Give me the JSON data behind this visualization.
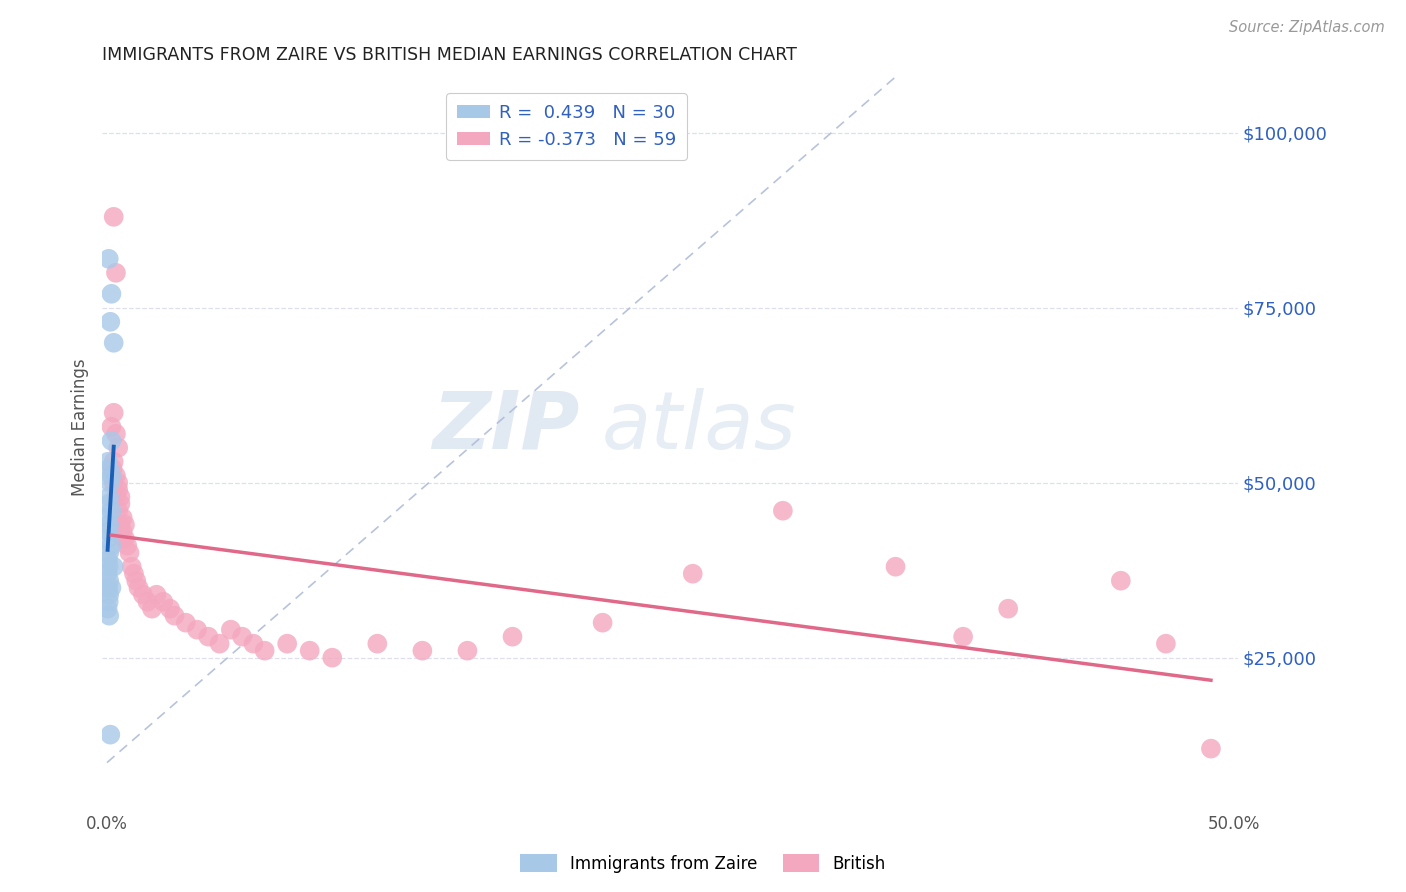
{
  "title": "IMMIGRANTS FROM ZAIRE VS BRITISH MEDIAN EARNINGS CORRELATION CHART",
  "source": "Source: ZipAtlas.com",
  "ylabel": "Median Earnings",
  "y_tick_labels": [
    "$25,000",
    "$50,000",
    "$75,000",
    "$100,000"
  ],
  "y_tick_values": [
    25000,
    50000,
    75000,
    100000
  ],
  "ylim": [
    8000,
    108000
  ],
  "xlim": [
    -0.002,
    0.502
  ],
  "legend_blue_r": "R =  0.439",
  "legend_blue_n": "N = 30",
  "legend_pink_r": "R = -0.373",
  "legend_pink_n": "N = 59",
  "blue_color": "#a8c8e8",
  "pink_color": "#f4a8c0",
  "blue_line_color": "#1a5fb5",
  "pink_line_color": "#e06888",
  "diagonal_color": "#b0bcd8",
  "background_color": "#ffffff",
  "grid_color": "#dde0ec",
  "title_color": "#222222",
  "right_label_color": "#3060c0",
  "watermark_color": "#d0dced",
  "blue_scatter": [
    [
      0.0008,
      82000
    ],
    [
      0.0015,
      73000
    ],
    [
      0.002,
      77000
    ],
    [
      0.003,
      70000
    ],
    [
      0.0005,
      53000
    ],
    [
      0.001,
      52000
    ],
    [
      0.002,
      56000
    ],
    [
      0.0015,
      50000
    ],
    [
      0.001,
      48000
    ],
    [
      0.0008,
      47000
    ],
    [
      0.002,
      51000
    ],
    [
      0.0005,
      45000
    ],
    [
      0.001,
      44000
    ],
    [
      0.0008,
      43000
    ],
    [
      0.002,
      46000
    ],
    [
      0.0003,
      42000
    ],
    [
      0.001,
      40000
    ],
    [
      0.0005,
      39000
    ],
    [
      0.0008,
      38000
    ],
    [
      0.002,
      41000
    ],
    [
      0.0003,
      37000
    ],
    [
      0.001,
      36000
    ],
    [
      0.0005,
      35000
    ],
    [
      0.001,
      34000
    ],
    [
      0.0008,
      33000
    ],
    [
      0.002,
      35000
    ],
    [
      0.003,
      38000
    ],
    [
      0.0003,
      32000
    ],
    [
      0.001,
      31000
    ],
    [
      0.0015,
      14000
    ]
  ],
  "pink_scatter": [
    [
      0.003,
      88000
    ],
    [
      0.004,
      80000
    ],
    [
      0.003,
      60000
    ],
    [
      0.004,
      57000
    ],
    [
      0.005,
      55000
    ],
    [
      0.002,
      58000
    ],
    [
      0.003,
      53000
    ],
    [
      0.004,
      51000
    ],
    [
      0.0025,
      52000
    ],
    [
      0.003,
      50000
    ],
    [
      0.005,
      50000
    ],
    [
      0.004,
      48000
    ],
    [
      0.005,
      49000
    ],
    [
      0.006,
      48000
    ],
    [
      0.006,
      47000
    ],
    [
      0.005,
      46000
    ],
    [
      0.007,
      45000
    ],
    [
      0.006,
      44000
    ],
    [
      0.007,
      43000
    ],
    [
      0.007,
      42000
    ],
    [
      0.008,
      44000
    ],
    [
      0.008,
      42000
    ],
    [
      0.009,
      41000
    ],
    [
      0.01,
      40000
    ],
    [
      0.011,
      38000
    ],
    [
      0.012,
      37000
    ],
    [
      0.013,
      36000
    ],
    [
      0.014,
      35000
    ],
    [
      0.016,
      34000
    ],
    [
      0.018,
      33000
    ],
    [
      0.02,
      32000
    ],
    [
      0.022,
      34000
    ],
    [
      0.025,
      33000
    ],
    [
      0.028,
      32000
    ],
    [
      0.03,
      31000
    ],
    [
      0.035,
      30000
    ],
    [
      0.04,
      29000
    ],
    [
      0.045,
      28000
    ],
    [
      0.05,
      27000
    ],
    [
      0.055,
      29000
    ],
    [
      0.06,
      28000
    ],
    [
      0.065,
      27000
    ],
    [
      0.07,
      26000
    ],
    [
      0.08,
      27000
    ],
    [
      0.09,
      26000
    ],
    [
      0.1,
      25000
    ],
    [
      0.12,
      27000
    ],
    [
      0.14,
      26000
    ],
    [
      0.16,
      26000
    ],
    [
      0.18,
      28000
    ],
    [
      0.22,
      30000
    ],
    [
      0.26,
      37000
    ],
    [
      0.3,
      46000
    ],
    [
      0.35,
      38000
    ],
    [
      0.38,
      28000
    ],
    [
      0.4,
      32000
    ],
    [
      0.45,
      36000
    ],
    [
      0.47,
      27000
    ],
    [
      0.49,
      12000
    ]
  ]
}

——————

== GIVEN EXERCISE ==
Repeat each record exactly, with the pictures left out.

== RESULT OF THIS EXERCISE ==
Give me the JSON data behind this visualization.
{
  "title": "IMMIGRANTS FROM ZAIRE VS BRITISH MEDIAN EARNINGS CORRELATION CHART",
  "source": "Source: ZipAtlas.com",
  "ylabel": "Median Earnings",
  "y_tick_labels": [
    "$25,000",
    "$50,000",
    "$75,000",
    "$100,000"
  ],
  "y_tick_values": [
    25000,
    50000,
    75000,
    100000
  ],
  "ylim": [
    8000,
    108000
  ],
  "xlim": [
    -0.002,
    0.502
  ],
  "legend_blue_r": "R =  0.439",
  "legend_blue_n": "N = 30",
  "legend_pink_r": "R = -0.373",
  "legend_pink_n": "N = 59",
  "blue_color": "#a8c8e8",
  "pink_color": "#f4a8c0",
  "blue_line_color": "#1a5fb5",
  "pink_line_color": "#e06888",
  "diagonal_color": "#b0bcd8",
  "background_color": "#ffffff",
  "grid_color": "#dde0ec",
  "title_color": "#222222",
  "right_label_color": "#3060c0",
  "watermark_color": "#d0dced",
  "blue_scatter": [
    [
      0.0008,
      82000
    ],
    [
      0.0015,
      73000
    ],
    [
      0.002,
      77000
    ],
    [
      0.003,
      70000
    ],
    [
      0.0005,
      53000
    ],
    [
      0.001,
      52000
    ],
    [
      0.002,
      56000
    ],
    [
      0.0015,
      50000
    ],
    [
      0.001,
      48000
    ],
    [
      0.0008,
      47000
    ],
    [
      0.002,
      51000
    ],
    [
      0.0005,
      45000
    ],
    [
      0.001,
      44000
    ],
    [
      0.0008,
      43000
    ],
    [
      0.002,
      46000
    ],
    [
      0.0003,
      42000
    ],
    [
      0.001,
      40000
    ],
    [
      0.0005,
      39000
    ],
    [
      0.0008,
      38000
    ],
    [
      0.002,
      41000
    ],
    [
      0.0003,
      37000
    ],
    [
      0.001,
      36000
    ],
    [
      0.0005,
      35000
    ],
    [
      0.001,
      34000
    ],
    [
      0.0008,
      33000
    ],
    [
      0.002,
      35000
    ],
    [
      0.003,
      38000
    ],
    [
      0.0003,
      32000
    ],
    [
      0.001,
      31000
    ],
    [
      0.0015,
      14000
    ]
  ],
  "pink_scatter": [
    [
      0.003,
      88000
    ],
    [
      0.004,
      80000
    ],
    [
      0.003,
      60000
    ],
    [
      0.004,
      57000
    ],
    [
      0.005,
      55000
    ],
    [
      0.002,
      58000
    ],
    [
      0.003,
      53000
    ],
    [
      0.004,
      51000
    ],
    [
      0.0025,
      52000
    ],
    [
      0.003,
      50000
    ],
    [
      0.005,
      50000
    ],
    [
      0.004,
      48000
    ],
    [
      0.005,
      49000
    ],
    [
      0.006,
      48000
    ],
    [
      0.006,
      47000
    ],
    [
      0.005,
      46000
    ],
    [
      0.007,
      45000
    ],
    [
      0.006,
      44000
    ],
    [
      0.007,
      43000
    ],
    [
      0.007,
      42000
    ],
    [
      0.008,
      44000
    ],
    [
      0.008,
      42000
    ],
    [
      0.009,
      41000
    ],
    [
      0.01,
      40000
    ],
    [
      0.011,
      38000
    ],
    [
      0.012,
      37000
    ],
    [
      0.013,
      36000
    ],
    [
      0.014,
      35000
    ],
    [
      0.016,
      34000
    ],
    [
      0.018,
      33000
    ],
    [
      0.02,
      32000
    ],
    [
      0.022,
      34000
    ],
    [
      0.025,
      33000
    ],
    [
      0.028,
      32000
    ],
    [
      0.03,
      31000
    ],
    [
      0.035,
      30000
    ],
    [
      0.04,
      29000
    ],
    [
      0.045,
      28000
    ],
    [
      0.05,
      27000
    ],
    [
      0.055,
      29000
    ],
    [
      0.06,
      28000
    ],
    [
      0.065,
      27000
    ],
    [
      0.07,
      26000
    ],
    [
      0.08,
      27000
    ],
    [
      0.09,
      26000
    ],
    [
      0.1,
      25000
    ],
    [
      0.12,
      27000
    ],
    [
      0.14,
      26000
    ],
    [
      0.16,
      26000
    ],
    [
      0.18,
      28000
    ],
    [
      0.22,
      30000
    ],
    [
      0.26,
      37000
    ],
    [
      0.3,
      46000
    ],
    [
      0.35,
      38000
    ],
    [
      0.38,
      28000
    ],
    [
      0.4,
      32000
    ],
    [
      0.45,
      36000
    ],
    [
      0.47,
      27000
    ],
    [
      0.49,
      12000
    ]
  ]
}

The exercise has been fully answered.